TASK OBJECTIVE
From the listing below, pull out the lines that hold "Database".

[Stored data]
* * * *
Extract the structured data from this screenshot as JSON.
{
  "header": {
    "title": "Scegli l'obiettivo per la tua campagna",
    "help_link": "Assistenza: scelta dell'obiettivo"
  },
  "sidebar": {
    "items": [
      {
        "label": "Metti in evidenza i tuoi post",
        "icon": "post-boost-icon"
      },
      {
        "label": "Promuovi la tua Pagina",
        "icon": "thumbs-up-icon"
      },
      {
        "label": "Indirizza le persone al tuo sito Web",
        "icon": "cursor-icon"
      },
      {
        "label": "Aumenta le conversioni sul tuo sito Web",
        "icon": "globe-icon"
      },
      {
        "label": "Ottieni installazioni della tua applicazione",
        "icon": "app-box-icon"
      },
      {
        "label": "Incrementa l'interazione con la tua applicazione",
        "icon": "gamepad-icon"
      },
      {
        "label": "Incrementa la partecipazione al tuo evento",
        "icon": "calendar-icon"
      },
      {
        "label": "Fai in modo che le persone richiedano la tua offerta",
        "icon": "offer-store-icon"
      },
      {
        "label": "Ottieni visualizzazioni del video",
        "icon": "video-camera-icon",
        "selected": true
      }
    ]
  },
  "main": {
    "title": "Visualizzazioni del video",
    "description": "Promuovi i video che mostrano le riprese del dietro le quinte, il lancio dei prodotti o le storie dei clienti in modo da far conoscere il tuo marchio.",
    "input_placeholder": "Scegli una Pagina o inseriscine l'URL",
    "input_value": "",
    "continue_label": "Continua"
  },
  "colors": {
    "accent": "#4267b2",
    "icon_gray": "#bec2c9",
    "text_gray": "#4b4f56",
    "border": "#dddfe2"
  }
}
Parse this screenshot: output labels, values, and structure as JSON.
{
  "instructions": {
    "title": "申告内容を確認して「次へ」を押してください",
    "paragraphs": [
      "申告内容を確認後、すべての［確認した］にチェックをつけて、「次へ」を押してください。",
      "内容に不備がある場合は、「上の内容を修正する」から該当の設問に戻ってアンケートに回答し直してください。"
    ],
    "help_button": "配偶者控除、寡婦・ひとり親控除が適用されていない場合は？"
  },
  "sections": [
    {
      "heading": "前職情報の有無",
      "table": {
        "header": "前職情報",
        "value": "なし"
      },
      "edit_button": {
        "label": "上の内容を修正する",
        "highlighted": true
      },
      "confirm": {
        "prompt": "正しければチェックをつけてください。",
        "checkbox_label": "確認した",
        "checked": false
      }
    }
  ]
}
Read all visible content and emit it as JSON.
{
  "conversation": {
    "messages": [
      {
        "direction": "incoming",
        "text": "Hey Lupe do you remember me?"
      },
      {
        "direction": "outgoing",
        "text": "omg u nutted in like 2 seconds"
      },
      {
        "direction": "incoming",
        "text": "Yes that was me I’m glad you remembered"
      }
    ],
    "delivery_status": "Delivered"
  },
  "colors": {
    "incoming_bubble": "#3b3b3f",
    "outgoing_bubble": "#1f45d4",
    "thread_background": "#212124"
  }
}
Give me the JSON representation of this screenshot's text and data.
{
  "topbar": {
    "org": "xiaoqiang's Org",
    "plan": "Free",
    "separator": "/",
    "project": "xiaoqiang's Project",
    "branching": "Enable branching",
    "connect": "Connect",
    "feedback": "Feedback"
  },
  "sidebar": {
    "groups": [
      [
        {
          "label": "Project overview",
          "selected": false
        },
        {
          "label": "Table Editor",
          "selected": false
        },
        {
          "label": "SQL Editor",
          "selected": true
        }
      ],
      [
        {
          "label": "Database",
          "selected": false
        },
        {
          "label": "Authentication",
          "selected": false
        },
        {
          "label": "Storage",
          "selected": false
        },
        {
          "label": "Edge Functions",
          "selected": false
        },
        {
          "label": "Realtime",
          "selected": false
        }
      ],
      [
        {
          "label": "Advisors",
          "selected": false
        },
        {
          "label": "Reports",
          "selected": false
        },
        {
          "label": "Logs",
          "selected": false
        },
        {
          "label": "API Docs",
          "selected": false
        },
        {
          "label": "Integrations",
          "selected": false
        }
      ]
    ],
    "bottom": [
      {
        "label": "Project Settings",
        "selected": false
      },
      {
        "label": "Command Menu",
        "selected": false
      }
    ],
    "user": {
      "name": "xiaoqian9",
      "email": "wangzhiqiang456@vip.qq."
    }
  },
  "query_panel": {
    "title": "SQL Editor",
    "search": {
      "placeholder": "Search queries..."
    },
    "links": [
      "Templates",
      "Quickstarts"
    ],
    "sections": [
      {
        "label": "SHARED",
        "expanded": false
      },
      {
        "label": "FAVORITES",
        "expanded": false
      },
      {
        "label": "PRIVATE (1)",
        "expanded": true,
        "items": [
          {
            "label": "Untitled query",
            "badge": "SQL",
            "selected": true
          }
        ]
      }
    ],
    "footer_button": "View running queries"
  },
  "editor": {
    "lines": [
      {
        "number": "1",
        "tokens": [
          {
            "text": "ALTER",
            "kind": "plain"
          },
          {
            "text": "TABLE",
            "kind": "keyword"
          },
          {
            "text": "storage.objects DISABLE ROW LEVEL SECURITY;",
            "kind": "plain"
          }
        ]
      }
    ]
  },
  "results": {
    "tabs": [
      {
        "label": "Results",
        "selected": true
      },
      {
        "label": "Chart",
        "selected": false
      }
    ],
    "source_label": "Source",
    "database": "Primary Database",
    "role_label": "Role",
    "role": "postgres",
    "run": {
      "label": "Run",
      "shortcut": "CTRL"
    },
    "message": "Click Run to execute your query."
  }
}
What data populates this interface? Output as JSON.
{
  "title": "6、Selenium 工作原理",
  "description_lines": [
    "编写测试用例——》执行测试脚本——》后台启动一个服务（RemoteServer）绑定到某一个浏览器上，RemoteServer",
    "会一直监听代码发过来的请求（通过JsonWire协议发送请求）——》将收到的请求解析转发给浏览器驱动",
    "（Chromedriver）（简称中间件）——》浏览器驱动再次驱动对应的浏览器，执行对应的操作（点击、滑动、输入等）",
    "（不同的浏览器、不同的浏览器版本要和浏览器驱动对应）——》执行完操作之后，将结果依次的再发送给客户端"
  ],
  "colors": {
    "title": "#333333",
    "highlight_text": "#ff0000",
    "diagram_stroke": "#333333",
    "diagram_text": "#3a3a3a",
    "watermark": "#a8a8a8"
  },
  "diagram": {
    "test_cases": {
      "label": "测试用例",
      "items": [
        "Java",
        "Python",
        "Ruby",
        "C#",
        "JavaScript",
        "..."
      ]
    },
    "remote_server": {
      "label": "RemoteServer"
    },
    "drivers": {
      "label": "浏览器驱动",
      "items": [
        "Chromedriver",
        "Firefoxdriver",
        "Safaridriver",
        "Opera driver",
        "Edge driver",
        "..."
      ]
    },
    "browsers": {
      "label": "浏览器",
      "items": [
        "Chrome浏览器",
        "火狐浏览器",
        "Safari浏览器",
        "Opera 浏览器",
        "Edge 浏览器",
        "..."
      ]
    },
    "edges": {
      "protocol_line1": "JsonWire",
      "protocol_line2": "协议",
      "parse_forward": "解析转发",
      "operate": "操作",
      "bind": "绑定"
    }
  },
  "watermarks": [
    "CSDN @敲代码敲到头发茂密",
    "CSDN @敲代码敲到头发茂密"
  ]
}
* * * *
SOLUTION FOR THIS TASK
          "label": "Database",
    "database": "Primary Database",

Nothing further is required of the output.